» Task to carry out: Gather, from the data below, each line in which the word "home" occurs.

Collected data:
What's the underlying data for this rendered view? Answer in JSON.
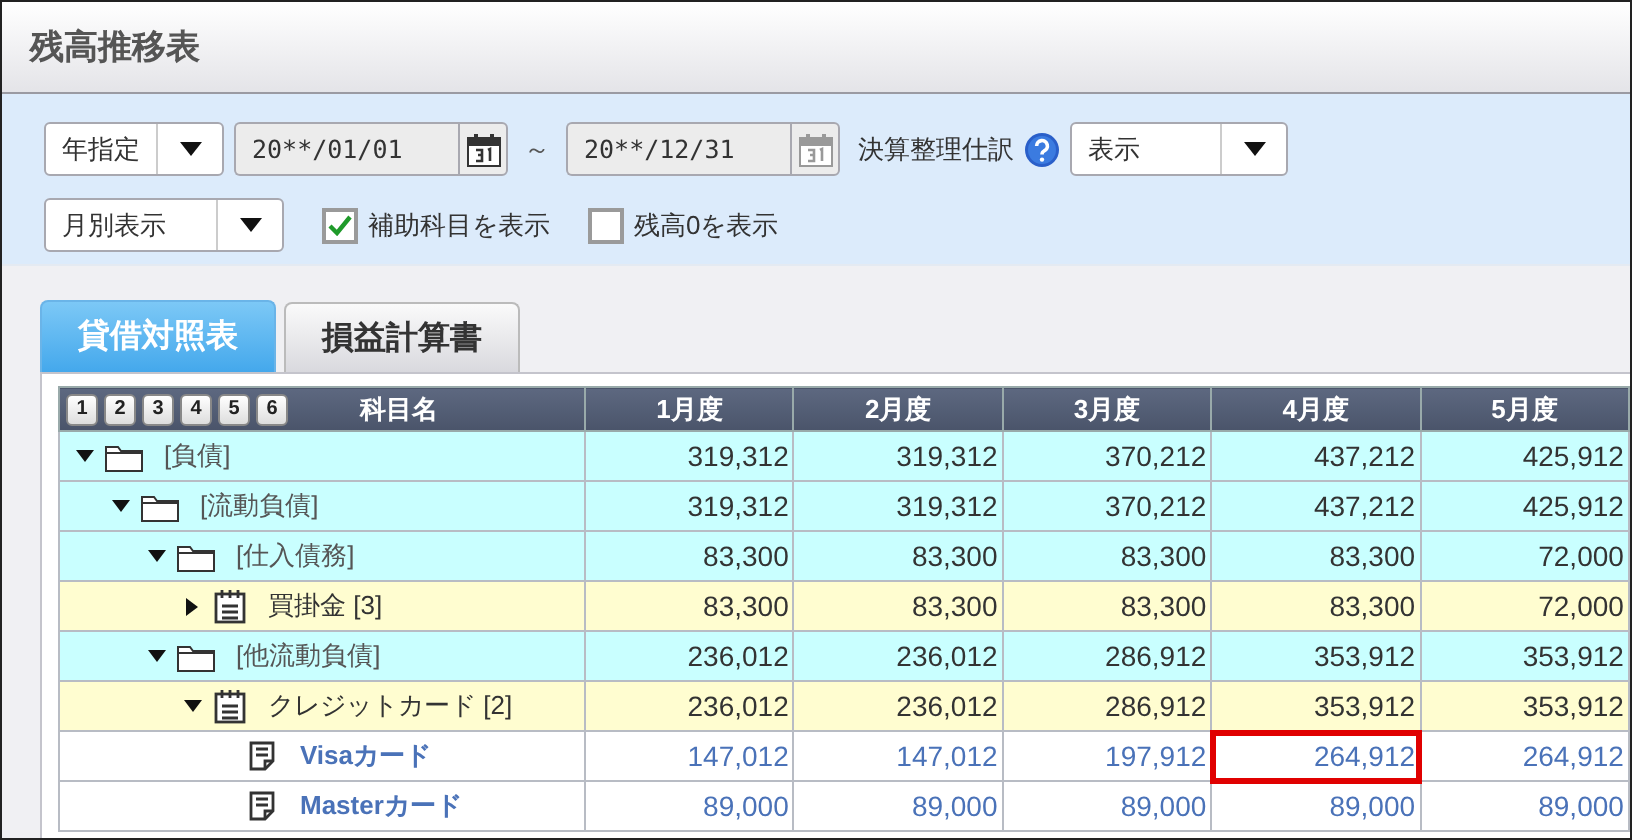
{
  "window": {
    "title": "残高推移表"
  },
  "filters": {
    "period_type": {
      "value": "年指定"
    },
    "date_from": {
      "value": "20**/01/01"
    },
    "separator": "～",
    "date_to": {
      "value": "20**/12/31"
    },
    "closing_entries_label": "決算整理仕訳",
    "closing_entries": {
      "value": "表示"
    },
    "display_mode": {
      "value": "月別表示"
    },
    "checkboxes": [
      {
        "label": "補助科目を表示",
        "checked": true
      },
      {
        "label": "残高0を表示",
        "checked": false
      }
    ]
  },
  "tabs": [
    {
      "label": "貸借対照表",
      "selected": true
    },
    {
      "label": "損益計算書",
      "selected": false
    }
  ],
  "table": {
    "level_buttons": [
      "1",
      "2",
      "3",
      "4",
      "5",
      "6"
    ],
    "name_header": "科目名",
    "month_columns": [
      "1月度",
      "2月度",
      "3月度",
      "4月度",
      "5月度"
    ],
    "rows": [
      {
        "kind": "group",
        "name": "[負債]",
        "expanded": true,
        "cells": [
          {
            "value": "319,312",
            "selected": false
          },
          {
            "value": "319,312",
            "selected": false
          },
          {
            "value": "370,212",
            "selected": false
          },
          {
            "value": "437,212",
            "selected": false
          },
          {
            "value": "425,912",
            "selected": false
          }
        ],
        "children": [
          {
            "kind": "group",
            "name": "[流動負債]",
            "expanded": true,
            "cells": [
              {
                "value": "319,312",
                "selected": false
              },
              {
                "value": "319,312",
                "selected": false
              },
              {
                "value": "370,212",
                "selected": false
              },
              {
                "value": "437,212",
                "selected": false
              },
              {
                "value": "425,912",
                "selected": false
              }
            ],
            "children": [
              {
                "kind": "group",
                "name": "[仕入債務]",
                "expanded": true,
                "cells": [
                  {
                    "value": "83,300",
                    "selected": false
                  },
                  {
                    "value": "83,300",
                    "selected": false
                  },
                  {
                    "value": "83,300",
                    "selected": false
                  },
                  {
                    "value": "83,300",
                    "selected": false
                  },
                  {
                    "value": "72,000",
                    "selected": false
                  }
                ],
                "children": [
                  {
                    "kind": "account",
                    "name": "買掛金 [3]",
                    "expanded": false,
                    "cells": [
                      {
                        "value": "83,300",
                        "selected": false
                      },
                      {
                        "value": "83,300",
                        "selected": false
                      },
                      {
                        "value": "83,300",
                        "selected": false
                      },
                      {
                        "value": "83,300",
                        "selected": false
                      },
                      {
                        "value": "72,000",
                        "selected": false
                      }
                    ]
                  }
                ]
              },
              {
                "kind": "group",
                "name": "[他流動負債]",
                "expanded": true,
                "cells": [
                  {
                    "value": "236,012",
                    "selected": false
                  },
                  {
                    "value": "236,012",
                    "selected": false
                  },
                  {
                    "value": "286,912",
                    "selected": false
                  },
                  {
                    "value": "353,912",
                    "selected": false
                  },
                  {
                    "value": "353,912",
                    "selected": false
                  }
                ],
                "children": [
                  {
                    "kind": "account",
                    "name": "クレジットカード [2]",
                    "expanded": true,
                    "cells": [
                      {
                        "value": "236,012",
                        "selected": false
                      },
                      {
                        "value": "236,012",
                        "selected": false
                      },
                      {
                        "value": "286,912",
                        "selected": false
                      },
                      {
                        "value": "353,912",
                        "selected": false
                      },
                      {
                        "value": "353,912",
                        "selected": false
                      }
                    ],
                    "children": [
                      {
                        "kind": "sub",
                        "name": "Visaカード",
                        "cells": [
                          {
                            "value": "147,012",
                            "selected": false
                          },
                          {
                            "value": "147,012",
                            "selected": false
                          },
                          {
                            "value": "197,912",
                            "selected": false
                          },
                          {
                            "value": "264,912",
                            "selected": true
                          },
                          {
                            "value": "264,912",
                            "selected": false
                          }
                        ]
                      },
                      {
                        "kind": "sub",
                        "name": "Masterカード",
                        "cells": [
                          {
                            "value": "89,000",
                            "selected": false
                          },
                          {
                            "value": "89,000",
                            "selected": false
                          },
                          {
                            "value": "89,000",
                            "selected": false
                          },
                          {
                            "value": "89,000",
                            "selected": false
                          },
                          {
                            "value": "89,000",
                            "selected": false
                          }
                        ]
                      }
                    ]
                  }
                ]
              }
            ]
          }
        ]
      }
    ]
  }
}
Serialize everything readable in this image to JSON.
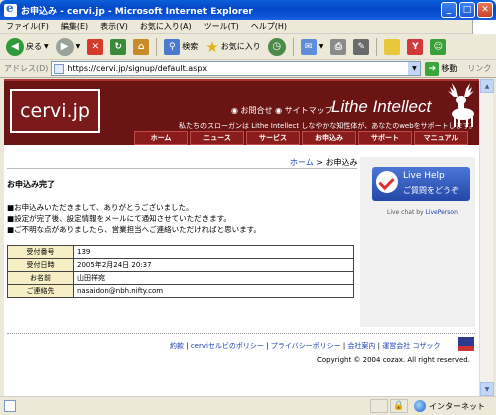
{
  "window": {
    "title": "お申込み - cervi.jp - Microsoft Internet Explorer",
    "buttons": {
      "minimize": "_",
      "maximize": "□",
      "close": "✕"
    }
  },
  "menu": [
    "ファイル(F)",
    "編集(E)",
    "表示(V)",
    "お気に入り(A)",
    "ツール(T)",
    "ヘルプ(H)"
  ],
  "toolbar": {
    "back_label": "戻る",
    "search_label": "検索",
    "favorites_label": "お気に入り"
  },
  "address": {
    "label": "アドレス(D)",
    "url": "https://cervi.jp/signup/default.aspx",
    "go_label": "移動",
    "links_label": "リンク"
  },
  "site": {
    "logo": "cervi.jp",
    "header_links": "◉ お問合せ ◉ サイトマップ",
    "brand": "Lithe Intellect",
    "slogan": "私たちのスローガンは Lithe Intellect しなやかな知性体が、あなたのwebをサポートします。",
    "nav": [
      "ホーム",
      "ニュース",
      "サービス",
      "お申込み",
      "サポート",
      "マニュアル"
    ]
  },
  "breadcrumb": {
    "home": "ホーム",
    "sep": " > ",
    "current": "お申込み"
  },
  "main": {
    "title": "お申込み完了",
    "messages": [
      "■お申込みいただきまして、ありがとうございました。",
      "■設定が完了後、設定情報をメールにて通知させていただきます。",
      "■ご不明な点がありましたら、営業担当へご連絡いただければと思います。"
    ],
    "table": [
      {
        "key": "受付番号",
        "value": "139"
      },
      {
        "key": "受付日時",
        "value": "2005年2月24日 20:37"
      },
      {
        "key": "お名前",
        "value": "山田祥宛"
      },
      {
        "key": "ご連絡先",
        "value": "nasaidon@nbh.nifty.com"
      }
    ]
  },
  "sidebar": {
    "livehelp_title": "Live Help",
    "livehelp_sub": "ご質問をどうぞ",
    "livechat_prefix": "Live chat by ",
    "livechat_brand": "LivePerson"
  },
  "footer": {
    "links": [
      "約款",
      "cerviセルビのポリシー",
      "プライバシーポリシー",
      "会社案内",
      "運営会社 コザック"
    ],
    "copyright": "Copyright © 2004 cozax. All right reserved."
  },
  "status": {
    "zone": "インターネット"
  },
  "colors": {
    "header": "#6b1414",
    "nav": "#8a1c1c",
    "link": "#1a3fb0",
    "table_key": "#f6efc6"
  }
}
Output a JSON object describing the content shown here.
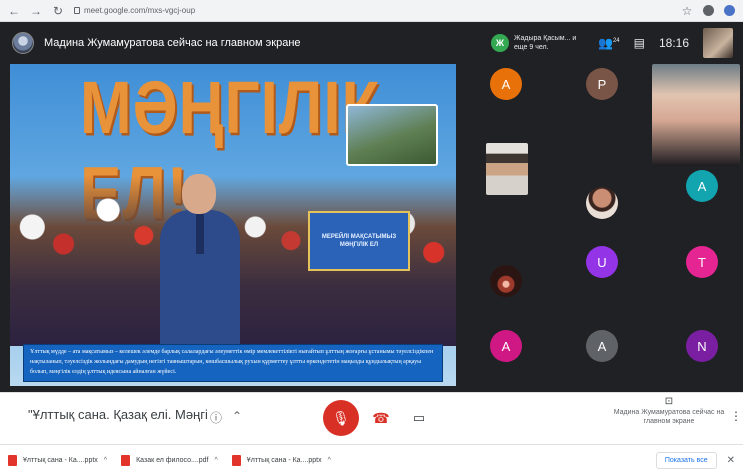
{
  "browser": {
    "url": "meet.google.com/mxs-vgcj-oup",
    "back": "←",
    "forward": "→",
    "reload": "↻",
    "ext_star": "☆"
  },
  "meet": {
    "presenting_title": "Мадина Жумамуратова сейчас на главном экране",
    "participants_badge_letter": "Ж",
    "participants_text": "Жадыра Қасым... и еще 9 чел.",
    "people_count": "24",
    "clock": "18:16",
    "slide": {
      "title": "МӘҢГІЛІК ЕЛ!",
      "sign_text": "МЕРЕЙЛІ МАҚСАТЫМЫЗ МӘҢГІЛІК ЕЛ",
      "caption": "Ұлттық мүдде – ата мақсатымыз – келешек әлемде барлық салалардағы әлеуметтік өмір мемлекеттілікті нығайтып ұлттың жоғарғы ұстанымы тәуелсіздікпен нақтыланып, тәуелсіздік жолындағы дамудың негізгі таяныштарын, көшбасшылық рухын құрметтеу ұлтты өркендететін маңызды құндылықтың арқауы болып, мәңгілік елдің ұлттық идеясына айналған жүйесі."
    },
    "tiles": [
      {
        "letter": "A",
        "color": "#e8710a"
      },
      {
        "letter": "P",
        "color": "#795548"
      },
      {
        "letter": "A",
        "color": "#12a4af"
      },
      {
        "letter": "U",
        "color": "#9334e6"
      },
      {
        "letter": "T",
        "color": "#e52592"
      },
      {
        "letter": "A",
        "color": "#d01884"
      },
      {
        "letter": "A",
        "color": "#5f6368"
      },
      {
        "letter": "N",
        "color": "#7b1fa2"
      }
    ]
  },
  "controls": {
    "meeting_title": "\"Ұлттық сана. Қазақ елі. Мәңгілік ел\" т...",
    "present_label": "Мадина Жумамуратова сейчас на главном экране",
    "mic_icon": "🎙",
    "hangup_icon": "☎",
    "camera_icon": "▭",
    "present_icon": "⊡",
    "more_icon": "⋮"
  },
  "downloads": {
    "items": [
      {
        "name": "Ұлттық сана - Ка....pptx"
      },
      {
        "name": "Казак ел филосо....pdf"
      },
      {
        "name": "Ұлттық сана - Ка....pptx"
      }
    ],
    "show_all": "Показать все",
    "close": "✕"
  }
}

==

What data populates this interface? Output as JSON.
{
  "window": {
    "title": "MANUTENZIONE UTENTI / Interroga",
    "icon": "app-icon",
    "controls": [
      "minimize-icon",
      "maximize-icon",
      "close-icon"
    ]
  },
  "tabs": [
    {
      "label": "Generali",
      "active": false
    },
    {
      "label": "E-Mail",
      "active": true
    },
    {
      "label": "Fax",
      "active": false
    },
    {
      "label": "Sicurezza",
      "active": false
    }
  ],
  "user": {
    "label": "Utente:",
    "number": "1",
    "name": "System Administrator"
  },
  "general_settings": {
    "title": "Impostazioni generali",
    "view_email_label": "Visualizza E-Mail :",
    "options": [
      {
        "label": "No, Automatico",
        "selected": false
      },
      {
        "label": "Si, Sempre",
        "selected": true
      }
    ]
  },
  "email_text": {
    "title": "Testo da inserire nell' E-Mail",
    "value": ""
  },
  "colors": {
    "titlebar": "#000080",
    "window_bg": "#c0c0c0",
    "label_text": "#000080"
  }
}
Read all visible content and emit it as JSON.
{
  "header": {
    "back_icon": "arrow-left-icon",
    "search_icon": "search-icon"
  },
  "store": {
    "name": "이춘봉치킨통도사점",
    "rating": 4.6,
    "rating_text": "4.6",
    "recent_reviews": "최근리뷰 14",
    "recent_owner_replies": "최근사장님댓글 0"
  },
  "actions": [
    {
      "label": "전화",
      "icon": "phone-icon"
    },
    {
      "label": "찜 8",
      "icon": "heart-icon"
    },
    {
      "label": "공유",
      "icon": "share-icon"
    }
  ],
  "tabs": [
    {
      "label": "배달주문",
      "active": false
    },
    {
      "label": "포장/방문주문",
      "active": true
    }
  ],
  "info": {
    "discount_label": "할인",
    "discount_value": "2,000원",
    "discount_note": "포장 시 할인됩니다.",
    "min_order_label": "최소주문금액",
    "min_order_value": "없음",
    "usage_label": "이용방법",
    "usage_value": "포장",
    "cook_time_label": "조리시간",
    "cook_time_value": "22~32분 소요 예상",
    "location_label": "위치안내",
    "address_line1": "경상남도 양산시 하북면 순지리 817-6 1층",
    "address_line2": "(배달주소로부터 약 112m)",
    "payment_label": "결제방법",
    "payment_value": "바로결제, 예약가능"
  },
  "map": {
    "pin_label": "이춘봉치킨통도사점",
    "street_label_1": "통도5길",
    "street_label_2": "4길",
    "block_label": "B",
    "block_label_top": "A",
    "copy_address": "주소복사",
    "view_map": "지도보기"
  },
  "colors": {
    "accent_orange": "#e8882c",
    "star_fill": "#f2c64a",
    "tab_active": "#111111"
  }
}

---

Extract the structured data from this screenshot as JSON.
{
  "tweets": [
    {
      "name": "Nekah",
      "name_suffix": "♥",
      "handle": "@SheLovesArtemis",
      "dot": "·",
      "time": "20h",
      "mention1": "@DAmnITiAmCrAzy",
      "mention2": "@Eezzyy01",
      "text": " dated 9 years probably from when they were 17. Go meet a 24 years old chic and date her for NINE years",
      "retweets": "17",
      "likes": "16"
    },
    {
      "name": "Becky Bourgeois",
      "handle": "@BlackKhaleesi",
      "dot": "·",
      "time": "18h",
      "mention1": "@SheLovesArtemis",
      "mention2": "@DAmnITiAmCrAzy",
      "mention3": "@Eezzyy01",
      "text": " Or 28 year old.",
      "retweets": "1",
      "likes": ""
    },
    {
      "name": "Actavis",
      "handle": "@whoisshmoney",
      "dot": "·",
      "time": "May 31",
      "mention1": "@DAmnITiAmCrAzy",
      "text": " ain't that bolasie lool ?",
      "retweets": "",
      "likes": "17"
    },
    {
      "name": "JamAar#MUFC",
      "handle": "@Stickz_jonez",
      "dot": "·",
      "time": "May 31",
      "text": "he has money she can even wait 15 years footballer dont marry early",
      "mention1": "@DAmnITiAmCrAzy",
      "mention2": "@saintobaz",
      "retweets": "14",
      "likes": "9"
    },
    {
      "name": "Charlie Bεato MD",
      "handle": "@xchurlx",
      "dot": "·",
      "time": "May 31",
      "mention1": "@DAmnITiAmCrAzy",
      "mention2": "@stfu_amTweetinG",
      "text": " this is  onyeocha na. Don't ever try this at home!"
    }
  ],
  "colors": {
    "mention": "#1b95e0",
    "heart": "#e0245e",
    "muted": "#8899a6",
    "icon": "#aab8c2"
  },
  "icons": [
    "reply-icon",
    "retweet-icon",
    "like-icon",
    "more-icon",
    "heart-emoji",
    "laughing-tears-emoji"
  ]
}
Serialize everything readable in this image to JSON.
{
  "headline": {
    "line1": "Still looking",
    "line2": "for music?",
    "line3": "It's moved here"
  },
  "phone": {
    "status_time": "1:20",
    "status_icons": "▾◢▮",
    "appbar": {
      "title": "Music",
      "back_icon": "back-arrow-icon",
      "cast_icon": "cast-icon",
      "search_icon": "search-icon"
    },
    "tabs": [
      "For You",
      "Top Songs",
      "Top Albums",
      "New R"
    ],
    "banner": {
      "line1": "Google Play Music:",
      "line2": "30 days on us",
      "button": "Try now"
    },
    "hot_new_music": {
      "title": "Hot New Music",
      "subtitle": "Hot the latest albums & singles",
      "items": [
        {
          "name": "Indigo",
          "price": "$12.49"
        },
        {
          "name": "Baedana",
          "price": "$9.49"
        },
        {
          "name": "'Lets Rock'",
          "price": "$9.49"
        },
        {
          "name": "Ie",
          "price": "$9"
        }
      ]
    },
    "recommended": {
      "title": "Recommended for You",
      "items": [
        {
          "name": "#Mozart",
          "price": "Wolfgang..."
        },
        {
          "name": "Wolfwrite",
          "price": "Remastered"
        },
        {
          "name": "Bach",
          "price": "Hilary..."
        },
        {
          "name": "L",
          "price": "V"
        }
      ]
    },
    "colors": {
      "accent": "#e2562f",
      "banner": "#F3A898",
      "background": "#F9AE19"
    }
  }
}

» Finished answer:
    "home": "ホーム",
      "text": " this is  onyeocha na. Don't ever try this at home!"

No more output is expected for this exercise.